Entries shown:
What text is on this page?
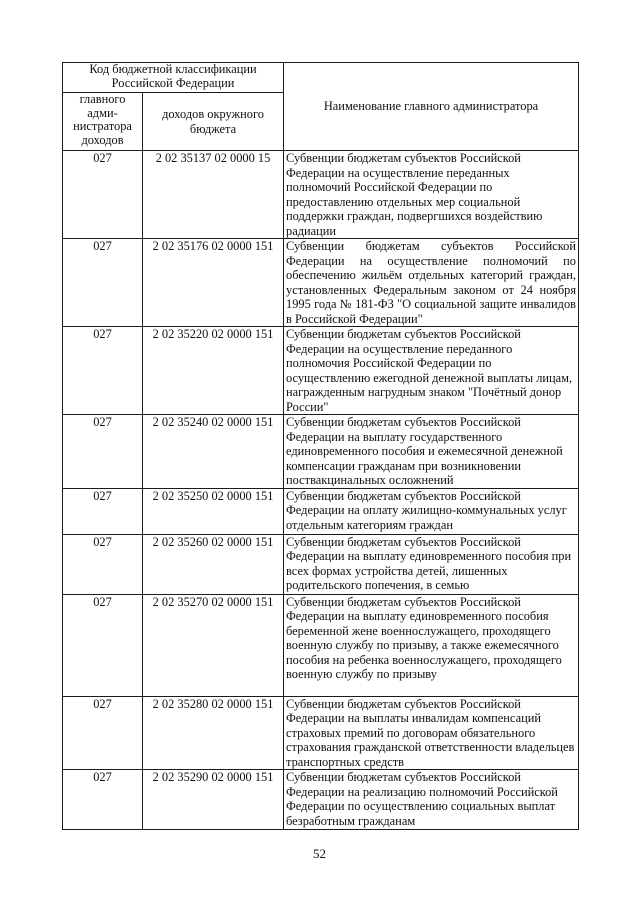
Код бюджетной классификации Российской Федерации		Наименование главного администратора
главного адми-нистратора доходов	доходов окружного бюджета	
027	2 02 35137 02 0000 15	Субвенции бюджетам субъектов Российской Федерации на осуществление переданных полномочий Российской Федерации по предоставлению отдельных мер социальной поддержки граждан, подвергшихся воздействию радиации
027	2 02 35176 02 0000 151	Субвенции бюджетам субъектов Российской Федерации на осуществление полномочий по обеспечению жильём отдельных категорий граждан, установленных Федеральным законом от 24 ноября 1995 года № 181-ФЗ "О социальной защите инвалидов в Российской Федерации"
027	2 02 35220 02 0000 151	Субвенции бюджетам субъектов Российской Федерации на осуществление переданного полномочия Российской Федерации по осуществлению ежегодной денежной выплаты лицам, награжденным нагрудным знаком "Почётный донор России"
027	2 02 35240 02 0000 151	Субвенции бюджетам субъектов Российской Федерации на выплату государственного единовременного пособия и ежемесячной денежной компенсации гражданам при возникновении поствакцинальных осложнений
027	2 02 35250 02 0000 151	Субвенции бюджетам субъектов Российской Федерации на оплату жилищно-коммунальных услуг отдельным категориям граждан
027	2 02 35260 02 0000 151	Субвенции бюджетам субъектов Российской Федерации на выплату единовременного пособия при всех формах устройства детей, лишенных родительского попечения, в семью
027	2 02 35270 02 0000 151	Субвенции бюджетам субъектов Российской Федерации на выплату единовременного пособия беременной жене военнослужащего, проходящего военную службу по призыву, а также ежемесячного пособия на ребенка военнослужащего, проходящего военную службу по призыву
027	2 02 35280 02 0000 151	Субвенции бюджетам субъектов Российской Федерации на выплаты инвалидам компенсаций страховых премий по договорам обязательного страхования гражданской ответственности владельцев транспортных средств
027	2 02 35290 02 0000 151	Субвенции бюджетам субъектов Российской Федерации на реализацию полномочий Российской Федерации по осуществлению социальных выплат безработным гражданам
52
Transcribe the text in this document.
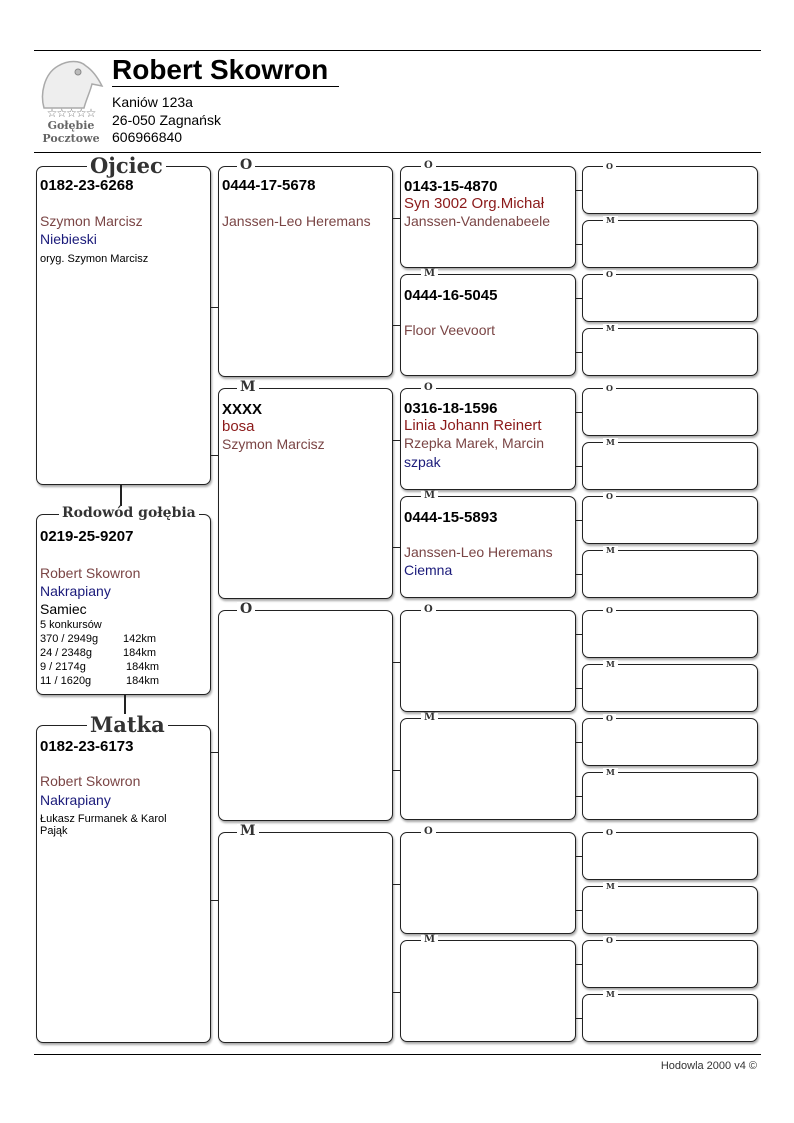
☆☆☆☆☆
Gołębie
Pocztowe
Robert Skowron
Kaniów 123a
26-050 Zagnańsk
606966840
Ojciec
0182-23-6268
Szymon Marcisz
Niebieski
oryg. Szymon Marcisz
Rodowód gołębia
0219-25-9207
Robert Skowron
Nakrapiany
Samiec
5 konkursów
370 / 2949g 142km
24 / 2348g	184km
9 / 2174g	184km
11 / 1620g	184km
Matka
0182-23-6173
Robert Skowron
Nakrapiany
Łukasz Furmanek & Karol Pająk
O
0444-17-5678
Janssen-Leo Heremans
M
XXXX
bosa
Szymon Marcisz
O
M
O
0143-15-4870
Syn 3002 Org.Michał
Janssen-Vandenabeele
M
0444-16-5045
Floor Veevoort
O
0316-18-1596
Linia Johann Reinert
Rzepka Marek, Marcin
szpak
M
0444-15-5893
Janssen-Leo Heremans
Ciemna
O
M
O
M
O
M
O
M
O
M
O
M
O
M
O
M
O
M
O
M
Hodowla 2000 v4 ©
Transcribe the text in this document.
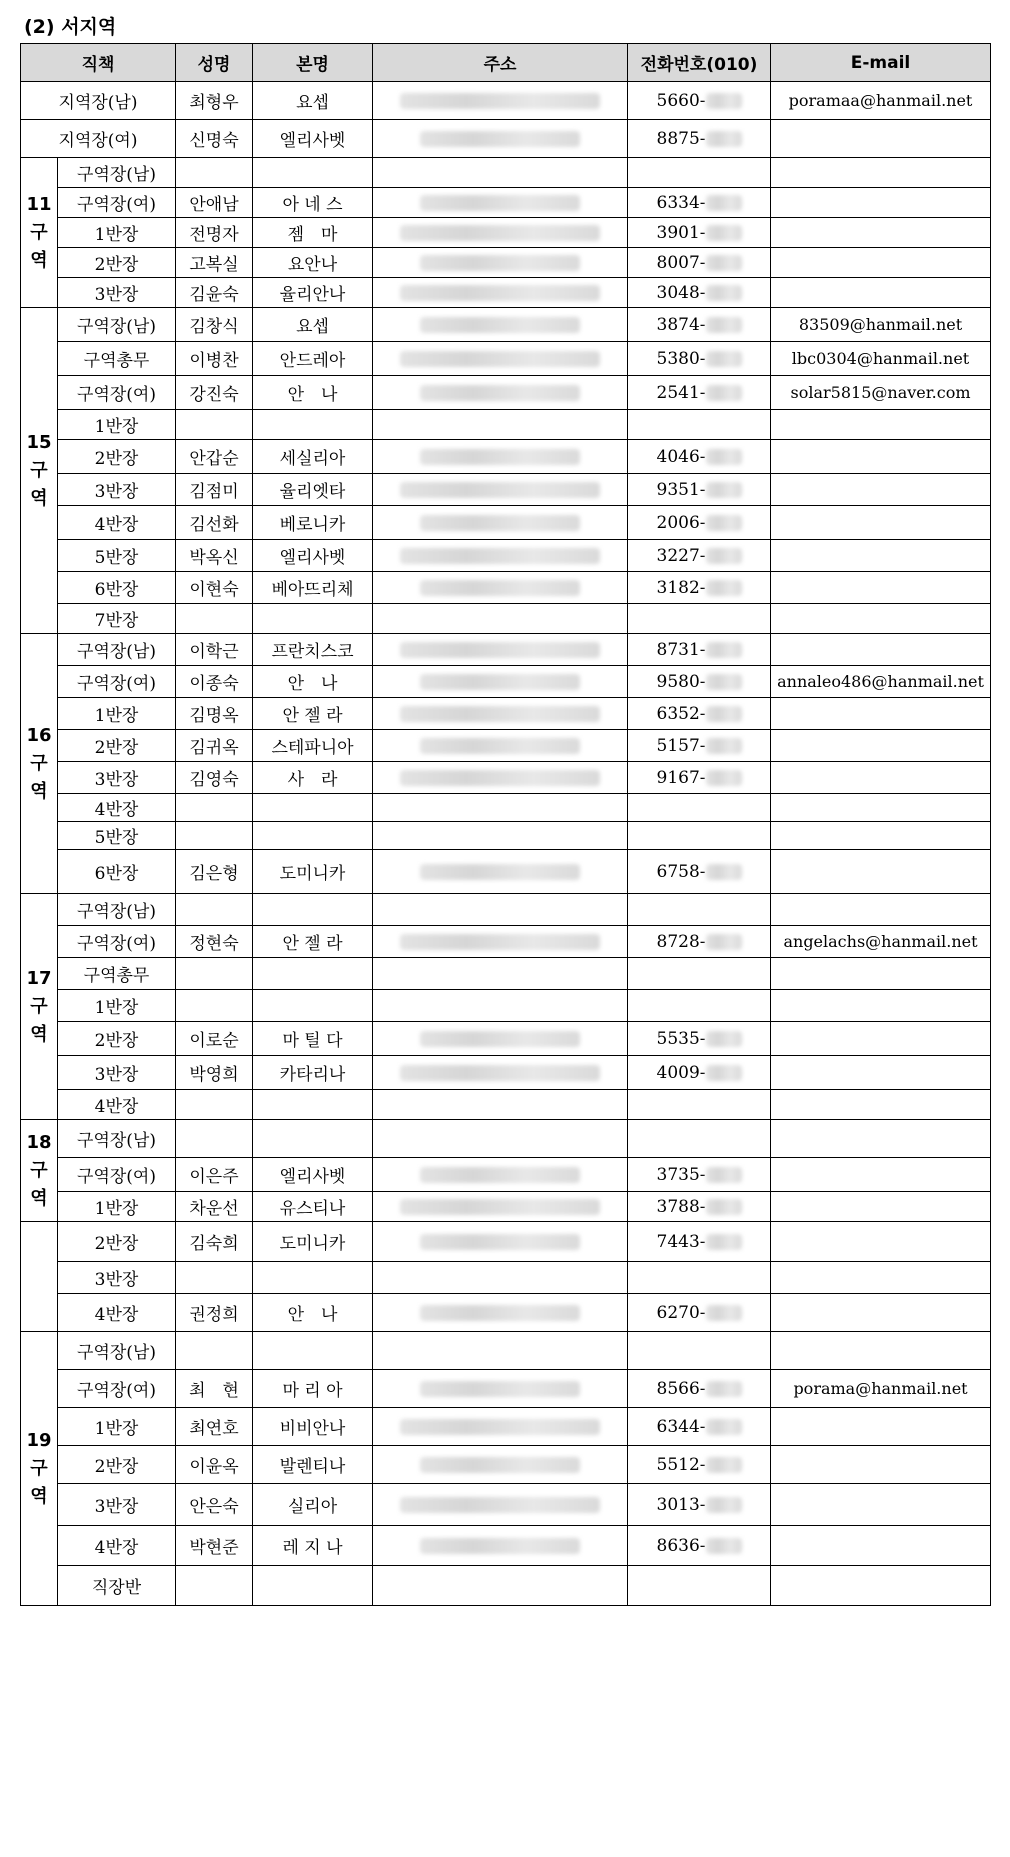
(2) 서지역
직책		성명	본명	주소	전화번호(010)	E-mail
지역장(남)		최형우	요셉		5660-	poramaa@hanmail.net
지역장(여)		신명숙	엘리사벳		8875-	

11
구
역	구역장(남)					
	구역장(여)	안애남	아 네 스		6334-	
	1반장	전명자	젬　마		3901-	
	2반장	고복실	요안나		8007-	
	3반장	김윤숙	율리안나		3048-	

15
구
역	구역장(남)	김창식	요셉		3874-	83509@hanmail.net
	구역총무	이병찬	안드레아		5380-	lbc0304@hanmail.net
	구역장(여)	강진숙	안　나		2541-	solar5815@naver.com
	1반장					
	2반장	안갑순	세실리아		4046-	
	3반장	김점미	율리엣타		9351-	
	4반장	김선화	베로니카		2006-	
	5반장	박옥신	엘리사벳		3227-	
	6반장	이현숙	베아뜨리체		3182-	
	7반장					

16
구
역	구역장(남)	이학근	프란치스코		8731-	
	구역장(여)	이종숙	안　나		9580-	annaleo486@hanmail.net
	1반장	김명옥	안 젤 라		6352-	
	2반장	김귀옥	스테파니아		5157-	
	3반장	김영숙	사　라		9167-	
	4반장					
	5반장					
	6반장	김은형	도미니카		6758-	

17
구
역	구역장(남)					
	구역장(여)	정현숙	안 젤 라		8728-	angelachs@hanmail.net
	구역총무					
	1반장					
	2반장	이로순	마 틸 다		5535-	
	3반장	박영희	카타리나		4009-	
	4반장					

18
구
역	구역장(남)					
	구역장(여)	이은주	엘리사벳		3735-	
	1반장	차운선	유스티나		3788-	
	2반장	김숙희	도미니카		7443-	
	3반장					
	4반장	권정희	안　나		6270-	

19
구
역	구역장(남)					
	구역장(여)	최　현	마 리 아		8566-	porama@hanmail.net
	1반장	최연호	비비안나		6344-	
	2반장	이윤옥	발렌티나		5512-	
	3반장	안은숙	실리아		3013-	
	4반장	박현준	레 지 나		8636-	
	직장반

Exercise brief: Copy every line of the data word for word, omitting the images.

Response:
What text is on this page?
Код бюджетной классификации Российской Федерации		Наименование главного администратора
главного адми-нистратора доходов	доходов окружного бюджета	
027	2 02 35137 02 0000 15	Субвенции бюджетам субъектов Российской Федерации на осуществление переданных полномочий Российской Федерации по предоставлению отдельных мер социальной поддержки граждан, подвергшихся воздействию радиации
027	2 02 35176 02 0000 151	Субвенции бюджетам субъектов Российской Федерации на осуществление полномочий по обеспечению жильём отдельных категорий граждан, установленных Федеральным законом от 24 ноября 1995 года № 181-ФЗ "О социальной защите инвалидов в Российской Федерации"
027	2 02 35220 02 0000 151	Субвенции бюджетам субъектов Российской Федерации на осуществление переданного полномочия Российской Федерации по осуществлению ежегодной денежной выплаты лицам, награжденным нагрудным знаком "Почётный донор России"
027	2 02 35240 02 0000 151	Субвенции бюджетам субъектов Российской Федерации на выплату государственного единовременного пособия и ежемесячной денежной компенсации гражданам при возникновении поствакцинальных осложнений
027	2 02 35250 02 0000 151	Субвенции бюджетам субъектов Российской Федерации на оплату жилищно-коммунальных услуг отдельным категориям граждан
027	2 02 35260 02 0000 151	Субвенции бюджетам субъектов Российской Федерации на выплату единовременного пособия при всех формах устройства детей, лишенных родительского попечения, в семью
027	2 02 35270 02 0000 151	Субвенции бюджетам субъектов Российской Федерации на выплату единовременного пособия беременной жене военнослужащего, проходящего военную службу по призыву, а также ежемесячного пособия на ребенка военнослужащего, проходящего военную службу по призыву
027	2 02 35280 02 0000 151	Субвенции бюджетам субъектов Российской Федерации на выплаты инвалидам компенсаций страховых премий по договорам обязательного страхования гражданской ответственности владельцев транспортных средств
027	2 02 35290 02 0000 151	Субвенции бюджетам субъектов Российской Федерации на реализацию полномочий Российской Федерации по осуществлению социальных выплат безработным гражданам
52
Transcribe the text in this document.
☆☆☆☆☆
Gołębie
Pocztowe
Robert Skowron
Kaniów 123a
26-050 Zagnańsk
606966840
Ojciec
0182-23-6268
Szymon Marcisz
Niebieski
oryg. Szymon Marcisz
Rodowód gołębia
0219-25-9207
Robert Skowron
Nakrapiany
Samiec
5 konkursów
370 / 2949g 142km
24 / 2348g	184km
9 / 2174g	184km
11 / 1620g	184km
Matka
0182-23-6173
Robert Skowron
Nakrapiany
Łukasz Furmanek & Karol Pająk
O
0444-17-5678
Janssen-Leo Heremans
M
XXXX
bosa
Szymon Marcisz
O
M
O
0143-15-4870
Syn 3002 Org.Michał
Janssen-Vandenabeele
M
0444-16-5045
Floor Veevoort
O
0316-18-1596
Linia Johann Reinert
Rzepka Marek, Marcin
szpak
M
0444-15-5893
Janssen-Leo Heremans
Ciemna
O
M
O
M
O
M
O
M
O
M
O
M
O
M
O
M
O
M
O
M
Hodowla 2000 v4 ©
Transcribe the text in this document.
(2) 서지역
직책		성명	본명	주소	전화번호(010)	E-mail
지역장(남)		최형우	요셉		5660-	poramaa@hanmail.net
지역장(여)		신명숙	엘리사벳		8875-	

11
구
역	구역장(남)					
	구역장(여)	안애남	아 네 스		6334-	
	1반장	전명자	젬　마		3901-	
	2반장	고복실	요안나		8007-	
	3반장	김윤숙	율리안나		3048-	

15
구
역	구역장(남)	김창식	요셉		3874-	83509@hanmail.net
	구역총무	이병찬	안드레아		5380-	lbc0304@hanmail.net
	구역장(여)	강진숙	안　나		2541-	solar5815@naver.com
	1반장					
	2반장	안갑순	세실리아		4046-	
	3반장	김점미	율리엣타		9351-	
	4반장	김선화	베로니카		2006-	
	5반장	박옥신	엘리사벳		3227-	
	6반장	이현숙	베아뜨리체		3182-	
	7반장					

16
구
역	구역장(남)	이학근	프란치스코		8731-	
	구역장(여)	이종숙	안　나		9580-	annaleo486@hanmail.net
	1반장	김명옥	안 젤 라		6352-	
	2반장	김귀옥	스테파니아		5157-	
	3반장	김영숙	사　라		9167-	
	4반장					
	5반장					
	6반장	김은형	도미니카		6758-	

17
구
역	구역장(남)					
	구역장(여)	정현숙	안 젤 라		8728-	angelachs@hanmail.net
	구역총무					
	1반장					
	2반장	이로순	마 틸 다		5535-	
	3반장	박영희	카타리나		4009-	
	4반장					

18
구
역	구역장(남)					
	구역장(여)	이은주	엘리사벳		3735-	
	1반장	차운선	유스티나		3788-	
	2반장	김숙희	도미니카		7443-	
	3반장					
	4반장	권정희	안　나		6270-	

19
구
역	구역장(남)					
	구역장(여)	최　현	마 리 아		8566-	porama@hanmail.net
	1반장	최연호	비비안나		6344-	
	2반장	이윤옥	발렌티나		5512-	
	3반장	안은숙	실리아		3013-	
	4반장	박현준	레 지 나		8636-	
	직장반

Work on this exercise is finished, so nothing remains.